EXERCISE DESCRIPTION:
Write the records below out again exactly as given, with no images.

◇ ◇ ◇ ◇ ◇

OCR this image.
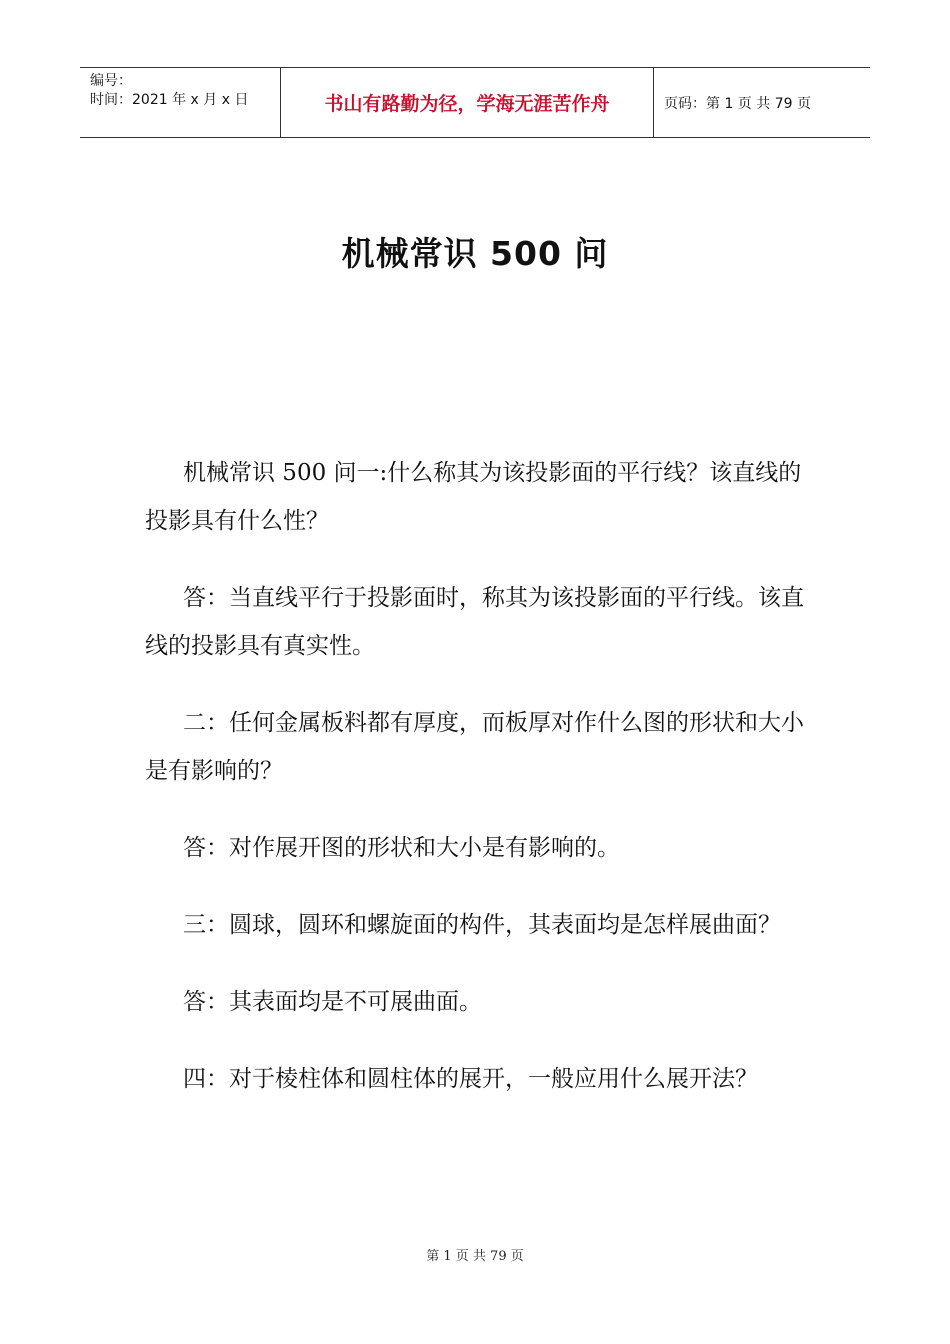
编号：
时间：2021 年 x 月 x 日	书山有路勤为径，学海无涯苦作舟	页码：第 1 页 共 79 页
机械常识 500 问

机械常识 500 问一:什么称其为该投影面的平行线？该直线的投影具有什么性？

答：当直线平行于投影面时，称其为该投影面的平行线。该直线的投影具有真实性。

二：任何金属板料都有厚度，而板厚对作什么图的形状和大小是有影响的？

答：对作展开图的形状和大小是有影响的。

三：圆球，圆环和螺旋面的构件，其表面均是怎样展曲面？

答：其表面均是不可展曲面。

四：对于棱柱体和圆柱体的展开，一般应用什么展开法？

第 1 页 共 79 页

◇ ◇ ◇ ◇ ◇

COMPLETE OUTPUT:
OCR this image.
编号：
时间：2021 年 x 月 x 日	书山有路勤为径，学海无涯苦作舟	页码：第 1 页 共 79 页
机械常识 500 问

机械常识 500 问一:什么称其为该投影面的平行线？该直线的投影具有什么性？

答：当直线平行于投影面时，称其为该投影面的平行线。该直线的投影具有真实性。

二：任何金属板料都有厚度，而板厚对作什么图的形状和大小是有影响的？

答：对作展开图的形状和大小是有影响的。

三：圆球，圆环和螺旋面的构件，其表面均是怎样展曲面？

答：其表面均是不可展曲面。

四：对于棱柱体和圆柱体的展开，一般应用什么展开法？

第 1 页 共 79 页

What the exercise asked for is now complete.